REQUIREMENTS
All of the data below must be repeated exactly.

DATA SHOWN
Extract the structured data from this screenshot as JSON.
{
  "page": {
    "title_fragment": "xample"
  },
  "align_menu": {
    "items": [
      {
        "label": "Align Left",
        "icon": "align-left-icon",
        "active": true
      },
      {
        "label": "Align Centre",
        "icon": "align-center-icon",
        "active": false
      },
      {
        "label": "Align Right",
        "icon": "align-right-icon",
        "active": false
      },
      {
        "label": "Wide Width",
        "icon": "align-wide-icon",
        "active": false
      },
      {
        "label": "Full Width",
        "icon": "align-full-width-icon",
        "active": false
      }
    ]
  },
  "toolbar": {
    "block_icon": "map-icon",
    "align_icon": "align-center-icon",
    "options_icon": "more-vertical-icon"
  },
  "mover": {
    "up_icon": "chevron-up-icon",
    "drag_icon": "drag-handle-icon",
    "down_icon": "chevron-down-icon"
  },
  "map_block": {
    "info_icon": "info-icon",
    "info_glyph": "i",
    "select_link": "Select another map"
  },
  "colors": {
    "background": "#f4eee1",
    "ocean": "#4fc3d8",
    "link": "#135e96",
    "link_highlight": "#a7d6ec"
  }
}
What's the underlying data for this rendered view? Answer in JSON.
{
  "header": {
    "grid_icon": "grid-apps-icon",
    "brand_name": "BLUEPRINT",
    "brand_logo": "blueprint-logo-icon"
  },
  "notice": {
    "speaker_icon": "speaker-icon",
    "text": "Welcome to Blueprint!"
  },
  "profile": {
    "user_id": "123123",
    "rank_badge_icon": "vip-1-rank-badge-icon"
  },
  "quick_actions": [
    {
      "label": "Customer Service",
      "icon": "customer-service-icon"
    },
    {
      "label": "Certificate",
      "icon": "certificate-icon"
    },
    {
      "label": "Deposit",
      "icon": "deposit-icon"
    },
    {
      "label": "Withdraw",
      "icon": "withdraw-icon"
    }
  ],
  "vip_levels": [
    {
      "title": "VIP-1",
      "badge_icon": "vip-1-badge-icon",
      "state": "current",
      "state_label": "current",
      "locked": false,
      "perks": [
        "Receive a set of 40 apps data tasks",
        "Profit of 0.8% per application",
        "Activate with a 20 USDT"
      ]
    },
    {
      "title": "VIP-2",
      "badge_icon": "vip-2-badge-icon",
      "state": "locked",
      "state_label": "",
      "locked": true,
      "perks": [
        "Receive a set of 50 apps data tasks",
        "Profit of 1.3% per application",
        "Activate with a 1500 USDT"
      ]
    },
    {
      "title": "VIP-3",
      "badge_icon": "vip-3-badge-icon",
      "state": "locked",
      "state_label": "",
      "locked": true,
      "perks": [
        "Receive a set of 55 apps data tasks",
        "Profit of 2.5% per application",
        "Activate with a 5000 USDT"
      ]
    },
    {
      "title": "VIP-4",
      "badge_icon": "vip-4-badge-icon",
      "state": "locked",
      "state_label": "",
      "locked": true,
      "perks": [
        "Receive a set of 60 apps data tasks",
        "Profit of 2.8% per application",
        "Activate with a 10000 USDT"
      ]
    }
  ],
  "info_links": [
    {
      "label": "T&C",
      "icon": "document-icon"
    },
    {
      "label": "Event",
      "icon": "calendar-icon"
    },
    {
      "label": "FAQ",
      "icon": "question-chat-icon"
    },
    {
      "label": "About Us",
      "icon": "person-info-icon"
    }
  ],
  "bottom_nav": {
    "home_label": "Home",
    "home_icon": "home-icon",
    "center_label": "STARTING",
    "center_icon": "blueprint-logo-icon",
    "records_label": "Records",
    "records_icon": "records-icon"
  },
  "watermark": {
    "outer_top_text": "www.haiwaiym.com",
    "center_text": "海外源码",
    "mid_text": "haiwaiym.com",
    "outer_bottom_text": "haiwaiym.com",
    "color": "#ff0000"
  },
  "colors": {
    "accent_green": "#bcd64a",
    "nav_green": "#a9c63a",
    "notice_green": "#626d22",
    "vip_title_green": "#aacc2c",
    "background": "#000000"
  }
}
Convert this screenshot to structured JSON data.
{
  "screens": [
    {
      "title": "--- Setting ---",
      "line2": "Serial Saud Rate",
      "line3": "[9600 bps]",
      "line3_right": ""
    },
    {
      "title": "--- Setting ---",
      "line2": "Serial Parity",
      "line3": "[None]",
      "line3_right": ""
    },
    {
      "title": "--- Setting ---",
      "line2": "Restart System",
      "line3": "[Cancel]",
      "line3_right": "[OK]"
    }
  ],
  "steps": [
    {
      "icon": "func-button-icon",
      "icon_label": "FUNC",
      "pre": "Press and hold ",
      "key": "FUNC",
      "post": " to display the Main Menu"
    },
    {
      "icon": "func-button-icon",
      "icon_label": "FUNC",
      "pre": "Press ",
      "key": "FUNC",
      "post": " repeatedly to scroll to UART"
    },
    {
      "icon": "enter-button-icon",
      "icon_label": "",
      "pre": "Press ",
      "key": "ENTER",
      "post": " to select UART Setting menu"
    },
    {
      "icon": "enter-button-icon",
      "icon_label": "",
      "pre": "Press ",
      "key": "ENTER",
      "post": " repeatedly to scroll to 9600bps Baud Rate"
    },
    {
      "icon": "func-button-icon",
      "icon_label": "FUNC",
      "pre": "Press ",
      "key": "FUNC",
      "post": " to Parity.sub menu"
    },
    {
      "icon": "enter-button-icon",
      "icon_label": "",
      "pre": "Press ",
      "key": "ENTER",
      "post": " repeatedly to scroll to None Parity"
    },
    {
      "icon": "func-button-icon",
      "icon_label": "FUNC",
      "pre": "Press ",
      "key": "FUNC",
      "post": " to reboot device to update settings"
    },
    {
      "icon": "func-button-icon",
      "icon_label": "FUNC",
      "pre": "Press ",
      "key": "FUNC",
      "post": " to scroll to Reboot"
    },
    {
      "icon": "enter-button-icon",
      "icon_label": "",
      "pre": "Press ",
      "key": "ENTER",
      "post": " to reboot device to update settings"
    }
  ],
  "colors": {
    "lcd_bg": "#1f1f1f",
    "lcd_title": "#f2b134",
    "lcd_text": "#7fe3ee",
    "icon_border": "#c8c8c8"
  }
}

COMPLETED EXERCISE
Extract the structured data from this screenshot as JSON.
{
  "page": {
    "title_fragment": "xample"
  },
  "align_menu": {
    "items": [
      {
        "label": "Align Left",
        "icon": "align-left-icon",
        "active": true
      },
      {
        "label": "Align Centre",
        "icon": "align-center-icon",
        "active": false
      },
      {
        "label": "Align Right",
        "icon": "align-right-icon",
        "active": false
      },
      {
        "label": "Wide Width",
        "icon": "align-wide-icon",
        "active": false
      },
      {
        "label": "Full Width",
        "icon": "align-full-width-icon",
        "active": false
      }
    ]
  },
  "toolbar": {
    "block_icon": "map-icon",
    "align_icon": "align-center-icon",
    "options_icon": "more-vertical-icon"
  },
  "mover": {
    "up_icon": "chevron-up-icon",
    "drag_icon": "drag-handle-icon",
    "down_icon": "chevron-down-icon"
  },
  "map_block": {
    "info_icon": "info-icon",
    "info_glyph": "i",
    "select_link": "Select another map"
  },
  "colors": {
    "background": "#f4eee1",
    "ocean": "#4fc3d8",
    "link": "#135e96",
    "link_highlight": "#a7d6ec"
  }
}
What's the underlying data for this rendered view? Answer in JSON.
{
  "header": {
    "grid_icon": "grid-apps-icon",
    "brand_name": "BLUEPRINT",
    "brand_logo": "blueprint-logo-icon"
  },
  "notice": {
    "speaker_icon": "speaker-icon",
    "text": "Welcome to Blueprint!"
  },
  "profile": {
    "user_id": "123123",
    "rank_badge_icon": "vip-1-rank-badge-icon"
  },
  "quick_actions": [
    {
      "label": "Customer Service",
      "icon": "customer-service-icon"
    },
    {
      "label": "Certificate",
      "icon": "certificate-icon"
    },
    {
      "label": "Deposit",
      "icon": "deposit-icon"
    },
    {
      "label": "Withdraw",
      "icon": "withdraw-icon"
    }
  ],
  "vip_levels": [
    {
      "title": "VIP-1",
      "badge_icon": "vip-1-badge-icon",
      "state": "current",
      "state_label": "current",
      "locked": false,
      "perks": [
        "Receive a set of 40 apps data tasks",
        "Profit of 0.8% per application",
        "Activate with a 20 USDT"
      ]
    },
    {
      "title": "VIP-2",
      "badge_icon": "vip-2-badge-icon",
      "state": "locked",
      "state_label": "",
      "locked": true,
      "perks": [
        "Receive a set of 50 apps data tasks",
        "Profit of 1.3% per application",
        "Activate with a 1500 USDT"
      ]
    },
    {
      "title": "VIP-3",
      "badge_icon": "vip-3-badge-icon",
      "state": "locked",
      "state_label": "",
      "locked": true,
      "perks": [
        "Receive a set of 55 apps data tasks",
        "Profit of 2.5% per application",
        "Activate with a 5000 USDT"
      ]
    },
    {
      "title": "VIP-4",
      "badge_icon": "vip-4-badge-icon",
      "state": "locked",
      "state_label": "",
      "locked": true,
      "perks": [
        "Receive a set of 60 apps data tasks",
        "Profit of 2.8% per application",
        "Activate with a 10000 USDT"
      ]
    }
  ],
  "info_links": [
    {
      "label": "T&C",
      "icon": "document-icon"
    },
    {
      "label": "Event",
      "icon": "calendar-icon"
    },
    {
      "label": "FAQ",
      "icon": "question-chat-icon"
    },
    {
      "label": "About Us",
      "icon": "person-info-icon"
    }
  ],
  "bottom_nav": {
    "home_label": "Home",
    "home_icon": "home-icon",
    "center_label": "STARTING",
    "center_icon": "blueprint-logo-icon",
    "records_label": "Records",
    "records_icon": "records-icon"
  },
  "watermark": {
    "outer_top_text": "www.haiwaiym.com",
    "center_text": "海外源码",
    "mid_text": "haiwaiym.com",
    "outer_bottom_text": "haiwaiym.com",
    "color": "#ff0000"
  },
  "colors": {
    "accent_green": "#bcd64a",
    "nav_green": "#a9c63a",
    "notice_green": "#626d22",
    "vip_title_green": "#aacc2c",
    "background": "#000000"
  }
}
Convert this screenshot to structured JSON data.
{
  "screens": [
    {
      "title": "--- Setting ---",
      "line2": "Serial Saud Rate",
      "line3": "[9600 bps]",
      "line3_right": ""
    },
    {
      "title": "--- Setting ---",
      "line2": "Serial Parity",
      "line3": "[None]",
      "line3_right": ""
    },
    {
      "title": "--- Setting ---",
      "line2": "Restart System",
      "line3": "[Cancel]",
      "line3_right": "[OK]"
    }
  ],
  "steps": [
    {
      "icon": "func-button-icon",
      "icon_label": "FUNC",
      "pre": "Press and hold ",
      "key": "FUNC",
      "post": " to display the Main Menu"
    },
    {
      "icon": "func-button-icon",
      "icon_label": "FUNC",
      "pre": "Press ",
      "key": "FUNC",
      "post": " repeatedly to scroll to UART"
    },
    {
      "icon": "enter-button-icon",
      "icon_label": "",
      "pre": "Press ",
      "key": "ENTER",
      "post": " to select UART Setting menu"
    },
    {
      "icon": "enter-button-icon",
      "icon_label": "",
      "pre": "Press ",
      "key": "ENTER",
      "post": " repeatedly to scroll to 9600bps Baud Rate"
    },
    {
      "icon": "func-button-icon",
      "icon_label": "FUNC",
      "pre": "Press ",
      "key": "FUNC",
      "post": " to Parity.sub menu"
    },
    {
      "icon": "enter-button-icon",
      "icon_label": "",
      "pre": "Press ",
      "key": "ENTER",
      "post": " repeatedly to scroll to None Parity"
    },
    {
      "icon": "func-button-icon",
      "icon_label": "FUNC",
      "pre": "Press ",
      "key": "FUNC",
      "post": " to reboot device to update settings"
    },
    {
      "icon": "func-button-icon",
      "icon_label": "FUNC",
      "pre": "Press ",
      "key": "FUNC",
      "post": " to scroll to Reboot"
    },
    {
      "icon": "enter-button-icon",
      "icon_label": "",
      "pre": "Press ",
      "key": "ENTER",
      "post": " to reboot device to update settings"
    }
  ],
  "colors": {
    "lcd_bg": "#1f1f1f",
    "lcd_title": "#f2b134",
    "lcd_text": "#7fe3ee",
    "icon_border": "#c8c8c8"
  }
}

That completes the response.